* _READING PASSAGE_
Global Information Rate (GIR): captures the amount of information that the whole grid knows of itself, calculated as the mean value of every node’s LIR.
Global Information Variability (GIV): measures the variability of GIR in the system (less is better), calculated as the standard deviation of GIR.

Three topologies were used to study the information dynamics: Ring, Clique and Exponential (see figure 1). In a Ring topology, every node is connected exactly to two other nodes, forming a cycle (figure 1). Clique topology proposes a scenario where every node is connected to every other node (figure 1). To represent a more realistic network, the exponential distribution model is used for the connections, where the amount of connections of each node follows an exponential distribution law (figure 1), commonly seen in the Internet or collaborative networks (17, 18). All theses topologies and scenarios were generated by the included features in the GridMatrix simulator.

Figure 1: Schemes of the network topologies analysed in this work. In the Ring topology each node connects to exactly two other nodes, while the Clique is an all-to-all connected network. Exponential topology is formed following an exponential distribution law.

The standard best-neighbor implementation (BN) ranks the nodes with the following scoring function(14):

fscoring = a *RESxCOUNT - b* RTT - c* RESPONSExFAILED

where RES $x$ COUNT is the amount of available resources in the node, RTT corresponds to the Round Trip Time and RESPONSE $x$ FAILED counts the number of messages looses. $a$ , $b$ , and $c$ are parameters to change the weight of each variable.

We present fBN, an implementation of Best-Neighbor policy that incorporates a new term which captures information about the amount of local resources of the node:

fscoring = a* RESxCOUNT - b*RTT - c*RESPONSExFAILED + d* OWNxRESxCOUNT

where the new term OWN $x$ RES $x$ COUNT is the amount of local resources in the node and $d$ is the weighting coefficient of this variable.

3 Results and Discussion

The standard best-neighbor implementation (BN) strongly depends on knowing as much nodes as possible in the network. When the policy starts, the nodes are randomly selected until sufficient nodes are known (some threshold value is selected) creating a local database with the information about the known neighbors. In medium-to-large scale networks, knowing the whole network can be very demanding, and so starting the best-neighbor strategy may be delayed leading to extremely large “random” stage (also known as learning stage).

(Layout coordinate data)
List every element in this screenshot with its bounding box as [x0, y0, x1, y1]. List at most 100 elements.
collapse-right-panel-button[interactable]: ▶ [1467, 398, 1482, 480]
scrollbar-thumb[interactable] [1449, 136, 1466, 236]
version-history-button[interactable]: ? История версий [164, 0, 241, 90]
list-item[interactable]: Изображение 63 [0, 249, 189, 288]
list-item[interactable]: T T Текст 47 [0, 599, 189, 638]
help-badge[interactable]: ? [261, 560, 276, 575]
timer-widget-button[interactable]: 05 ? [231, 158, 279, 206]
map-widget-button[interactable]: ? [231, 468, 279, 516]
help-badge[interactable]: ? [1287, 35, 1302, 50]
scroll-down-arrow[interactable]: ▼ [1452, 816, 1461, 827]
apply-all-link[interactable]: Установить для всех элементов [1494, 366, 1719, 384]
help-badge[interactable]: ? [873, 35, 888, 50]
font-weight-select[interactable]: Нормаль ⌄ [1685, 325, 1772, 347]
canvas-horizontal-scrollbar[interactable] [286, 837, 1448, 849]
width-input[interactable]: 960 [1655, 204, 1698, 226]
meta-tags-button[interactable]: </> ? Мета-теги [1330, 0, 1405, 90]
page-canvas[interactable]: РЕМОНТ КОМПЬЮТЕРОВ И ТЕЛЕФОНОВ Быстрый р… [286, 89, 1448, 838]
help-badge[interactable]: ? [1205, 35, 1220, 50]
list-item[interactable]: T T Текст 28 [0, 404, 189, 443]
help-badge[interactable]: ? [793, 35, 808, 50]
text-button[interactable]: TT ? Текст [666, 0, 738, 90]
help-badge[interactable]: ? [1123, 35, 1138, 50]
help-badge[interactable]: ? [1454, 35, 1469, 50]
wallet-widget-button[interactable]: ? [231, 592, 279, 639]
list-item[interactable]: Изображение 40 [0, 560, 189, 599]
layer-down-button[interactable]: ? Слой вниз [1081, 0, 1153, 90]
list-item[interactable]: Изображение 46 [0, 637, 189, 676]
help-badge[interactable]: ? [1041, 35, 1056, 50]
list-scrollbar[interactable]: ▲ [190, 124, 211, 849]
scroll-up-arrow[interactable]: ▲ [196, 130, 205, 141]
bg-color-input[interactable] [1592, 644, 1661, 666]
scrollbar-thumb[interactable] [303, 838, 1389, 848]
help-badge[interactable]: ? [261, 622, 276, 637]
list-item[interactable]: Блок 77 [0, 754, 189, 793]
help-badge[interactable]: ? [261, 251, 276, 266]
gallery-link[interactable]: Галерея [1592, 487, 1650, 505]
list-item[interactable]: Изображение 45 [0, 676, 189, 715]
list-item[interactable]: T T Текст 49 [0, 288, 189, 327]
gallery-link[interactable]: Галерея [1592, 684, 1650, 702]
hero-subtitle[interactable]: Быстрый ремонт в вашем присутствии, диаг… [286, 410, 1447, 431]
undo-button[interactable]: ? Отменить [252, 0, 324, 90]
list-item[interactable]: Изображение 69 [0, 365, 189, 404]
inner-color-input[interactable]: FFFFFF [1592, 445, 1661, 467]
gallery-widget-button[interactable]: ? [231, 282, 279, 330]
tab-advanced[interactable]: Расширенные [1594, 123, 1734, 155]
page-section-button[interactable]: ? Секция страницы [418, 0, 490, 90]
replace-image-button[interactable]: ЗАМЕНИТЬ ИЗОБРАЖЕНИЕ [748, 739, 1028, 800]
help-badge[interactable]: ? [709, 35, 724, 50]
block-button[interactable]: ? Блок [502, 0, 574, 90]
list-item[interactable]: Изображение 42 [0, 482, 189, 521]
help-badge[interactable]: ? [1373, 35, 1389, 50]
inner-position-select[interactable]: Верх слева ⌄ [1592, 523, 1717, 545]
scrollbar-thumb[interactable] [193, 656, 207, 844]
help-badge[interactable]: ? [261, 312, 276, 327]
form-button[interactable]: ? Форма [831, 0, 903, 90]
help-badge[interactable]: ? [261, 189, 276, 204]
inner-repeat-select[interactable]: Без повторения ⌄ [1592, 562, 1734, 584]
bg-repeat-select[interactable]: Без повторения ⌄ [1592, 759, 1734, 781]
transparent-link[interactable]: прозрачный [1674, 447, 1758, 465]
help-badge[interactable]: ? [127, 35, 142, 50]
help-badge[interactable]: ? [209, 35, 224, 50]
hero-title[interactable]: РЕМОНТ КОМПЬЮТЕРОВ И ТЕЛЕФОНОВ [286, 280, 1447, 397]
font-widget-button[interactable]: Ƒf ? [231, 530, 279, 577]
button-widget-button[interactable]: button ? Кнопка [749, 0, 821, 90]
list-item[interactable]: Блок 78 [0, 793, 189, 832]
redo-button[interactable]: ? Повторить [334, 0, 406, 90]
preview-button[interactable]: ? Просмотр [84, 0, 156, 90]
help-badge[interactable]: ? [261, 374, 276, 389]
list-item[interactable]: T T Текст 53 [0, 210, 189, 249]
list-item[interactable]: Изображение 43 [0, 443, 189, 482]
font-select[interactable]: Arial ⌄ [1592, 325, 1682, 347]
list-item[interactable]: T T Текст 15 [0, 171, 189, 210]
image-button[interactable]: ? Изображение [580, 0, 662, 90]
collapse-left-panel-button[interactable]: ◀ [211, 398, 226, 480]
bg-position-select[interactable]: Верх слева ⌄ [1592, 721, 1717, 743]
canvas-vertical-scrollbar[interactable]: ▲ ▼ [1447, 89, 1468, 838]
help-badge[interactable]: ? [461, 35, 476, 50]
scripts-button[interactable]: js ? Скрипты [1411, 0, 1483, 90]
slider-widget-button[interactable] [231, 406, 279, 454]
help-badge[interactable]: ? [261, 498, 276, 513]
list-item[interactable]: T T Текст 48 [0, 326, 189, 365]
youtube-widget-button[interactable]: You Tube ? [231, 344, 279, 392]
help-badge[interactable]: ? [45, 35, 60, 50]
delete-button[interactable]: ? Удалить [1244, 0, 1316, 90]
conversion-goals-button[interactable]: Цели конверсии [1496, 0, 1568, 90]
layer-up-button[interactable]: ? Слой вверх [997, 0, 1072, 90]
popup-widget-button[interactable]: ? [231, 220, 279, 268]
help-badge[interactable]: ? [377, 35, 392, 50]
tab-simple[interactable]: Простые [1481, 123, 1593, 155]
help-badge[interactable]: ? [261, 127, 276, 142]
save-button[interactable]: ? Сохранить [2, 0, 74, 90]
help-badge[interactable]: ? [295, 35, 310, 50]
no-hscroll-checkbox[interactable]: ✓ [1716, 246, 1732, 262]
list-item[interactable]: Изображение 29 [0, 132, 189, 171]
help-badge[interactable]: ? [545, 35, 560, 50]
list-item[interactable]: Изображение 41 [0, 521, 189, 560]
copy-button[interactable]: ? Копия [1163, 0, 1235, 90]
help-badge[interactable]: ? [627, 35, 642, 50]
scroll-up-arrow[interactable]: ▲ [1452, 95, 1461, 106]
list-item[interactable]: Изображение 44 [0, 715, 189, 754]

* _WRITTEN EXERCISE 1_
Do these statements agree with the best-neighbor passage? Answer yes or no for each, quoting the words of the passage that decide it.
(a) In the Ring topology, each node links to exactly two others.
(b) Global Information Variability is computed as the mean of every node's LIR.
(c) The exponential distribution model was chosen to represent a more realistic network.
* _WRITTEN EXERCISE 2_
According to the best-neighbor passage, why might the start of the standard best-neighbor strategy be delayed in medium-to-large networks? Answer in one to three sentences.
* _WRITTEN EXERCISE 3_
Continue the best-neighbor passage from its last sentence.

* _FINAL ANSWER 1_
(a) Yes: "every node is connected exactly to two other nodes"
(b) No: "calculated as the standard deviation of GIR"
(c) Yes: "To represent a more realistic network, the exponential distribution model is used for the connections"

* _FINAL ANSWER 2_
The standard implementation depends on knowing as many nodes as possible, so nodes are picked at random until a threshold number is known. In medium-to-large networks, knowing the whole network can be very demanding. As a result, this random learning stage can become extremely long and hold back the best-neighbor strategy.

* _FINAL ANSWER 3_
To achieve this, many methods have been proposed, from which we choose merging lists for our implementation. This technique consists of sharing the lists of neighbors that a particular node has to any other node that communicates with it. With such simple implementation, significant improvements are reported and all nodes know about almost all the network greatly shortening the learning stage. In figure 2, we show the learning curve of the nodes in two exponential networks ( $30$ and $400$ nodes) using the merging list algorithm versus just randomly exploring the network. Using this improvement, all the nodes of the network are quickly known and best neighbor method can start choosing the most appropriate nodes (figure 2, blue lines). On the other hand, as network sizes scale, knowing every node in the infrastructure is increasingly demanding (figure 2, green lines), leading eventually to a situation where the learning stage become the strongly dominant phase.

Figure 2: Learning curve of the nodes in two exponential networks (30 and 400 nodes) using the merging list algorithm versus just using the random nodes selected. In very little time steps, with the merge-list method, all nodes of the network are known using less messages.

Once the network is sufficiently well known, Best-Neighbor method can rank the nodes to connect with, and select the most informative one following the scoring function. This function involves an implicit relation between their weighting coefficients (see Materials and Methods for details). The selection of each weight in this relation leads to focusing on some of the aspect of the system, in this work a standard set of parameters were used following previous works (19, 20, 14). Using the standard scoring function, the scoring function may select a node that do not have much proper information and instead has lots of data about its neighbors. This fact would penalize the amount of information collected due to the time delay of propagation of information.

In figure 3, green line shows the evolution of GIR for this situation, performing just over random policy (blue line). To overcome this problem, we introduce the fBN, a modification to the original Best-Neighbor policy that takes into account the amount of proper information available. In all the topologies and networks sizes studied (only shown 400 nodes networks in figure 3), fBN outperforms Random and BN policies.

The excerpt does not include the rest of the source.